Find every line in the records that holds the string "getSavedTodos". Copy each one.

[begin Entries]

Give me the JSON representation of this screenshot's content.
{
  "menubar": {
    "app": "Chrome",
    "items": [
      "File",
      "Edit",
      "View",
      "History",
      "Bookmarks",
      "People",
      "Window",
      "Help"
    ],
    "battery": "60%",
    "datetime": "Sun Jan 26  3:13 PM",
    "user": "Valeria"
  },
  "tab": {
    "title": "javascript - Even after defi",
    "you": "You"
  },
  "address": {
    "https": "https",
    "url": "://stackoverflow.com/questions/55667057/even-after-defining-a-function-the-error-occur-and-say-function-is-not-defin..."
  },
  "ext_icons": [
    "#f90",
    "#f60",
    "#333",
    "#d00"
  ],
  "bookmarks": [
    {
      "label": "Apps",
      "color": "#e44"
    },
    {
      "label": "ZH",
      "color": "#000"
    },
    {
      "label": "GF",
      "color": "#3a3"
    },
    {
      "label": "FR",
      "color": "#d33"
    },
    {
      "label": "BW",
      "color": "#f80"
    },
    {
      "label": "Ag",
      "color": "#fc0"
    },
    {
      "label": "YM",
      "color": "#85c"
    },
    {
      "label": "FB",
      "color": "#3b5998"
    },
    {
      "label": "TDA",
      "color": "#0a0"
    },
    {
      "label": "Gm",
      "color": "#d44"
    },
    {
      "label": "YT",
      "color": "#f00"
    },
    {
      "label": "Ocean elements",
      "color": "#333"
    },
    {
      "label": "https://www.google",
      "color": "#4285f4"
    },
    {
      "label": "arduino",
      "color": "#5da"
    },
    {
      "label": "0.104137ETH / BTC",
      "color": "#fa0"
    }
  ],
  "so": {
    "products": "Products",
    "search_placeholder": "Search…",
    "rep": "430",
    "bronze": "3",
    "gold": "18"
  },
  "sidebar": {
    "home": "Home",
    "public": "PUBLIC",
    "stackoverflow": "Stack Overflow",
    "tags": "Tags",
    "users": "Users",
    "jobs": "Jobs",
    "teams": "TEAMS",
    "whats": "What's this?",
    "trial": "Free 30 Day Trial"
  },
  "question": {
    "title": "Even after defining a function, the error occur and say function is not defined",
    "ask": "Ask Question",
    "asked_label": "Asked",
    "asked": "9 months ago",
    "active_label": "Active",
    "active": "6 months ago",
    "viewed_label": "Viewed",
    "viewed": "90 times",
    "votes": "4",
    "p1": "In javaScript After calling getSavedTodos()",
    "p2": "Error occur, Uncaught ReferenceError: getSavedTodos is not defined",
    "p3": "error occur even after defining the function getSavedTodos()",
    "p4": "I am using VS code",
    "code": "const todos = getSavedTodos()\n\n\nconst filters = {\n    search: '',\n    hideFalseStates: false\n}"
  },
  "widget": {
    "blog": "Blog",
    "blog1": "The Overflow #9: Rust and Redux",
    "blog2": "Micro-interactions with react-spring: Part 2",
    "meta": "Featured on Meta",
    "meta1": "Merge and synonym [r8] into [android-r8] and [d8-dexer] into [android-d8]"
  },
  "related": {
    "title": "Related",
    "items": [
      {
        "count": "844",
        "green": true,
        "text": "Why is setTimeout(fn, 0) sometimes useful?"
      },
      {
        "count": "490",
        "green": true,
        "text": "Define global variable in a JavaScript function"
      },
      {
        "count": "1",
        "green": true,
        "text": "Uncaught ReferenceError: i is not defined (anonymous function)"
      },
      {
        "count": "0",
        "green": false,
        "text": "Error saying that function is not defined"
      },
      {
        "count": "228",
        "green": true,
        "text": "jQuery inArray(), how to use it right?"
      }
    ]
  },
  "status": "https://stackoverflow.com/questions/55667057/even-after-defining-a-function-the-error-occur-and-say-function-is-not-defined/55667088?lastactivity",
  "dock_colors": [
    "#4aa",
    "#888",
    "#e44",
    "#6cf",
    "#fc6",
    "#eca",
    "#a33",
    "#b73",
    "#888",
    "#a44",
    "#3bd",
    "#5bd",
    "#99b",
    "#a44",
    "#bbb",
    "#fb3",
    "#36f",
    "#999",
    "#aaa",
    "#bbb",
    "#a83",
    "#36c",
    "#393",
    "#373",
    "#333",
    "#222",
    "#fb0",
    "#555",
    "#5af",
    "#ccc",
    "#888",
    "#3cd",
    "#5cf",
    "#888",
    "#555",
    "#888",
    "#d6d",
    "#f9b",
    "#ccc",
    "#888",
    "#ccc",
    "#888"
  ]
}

[end Entries]

*Answer to the problem:*
    "p1": "In javaScript After calling getSavedTodos()",
    "p2": "Error occur, Uncaught ReferenceError: getSavedTodos is not defined",
    "p3": "error occur even after defining the function getSavedTodos()",
    "code": "const todos = getSavedTodos()\n\n\nconst filters = {\n    search: '',\n    hideFalseStates: false\n}"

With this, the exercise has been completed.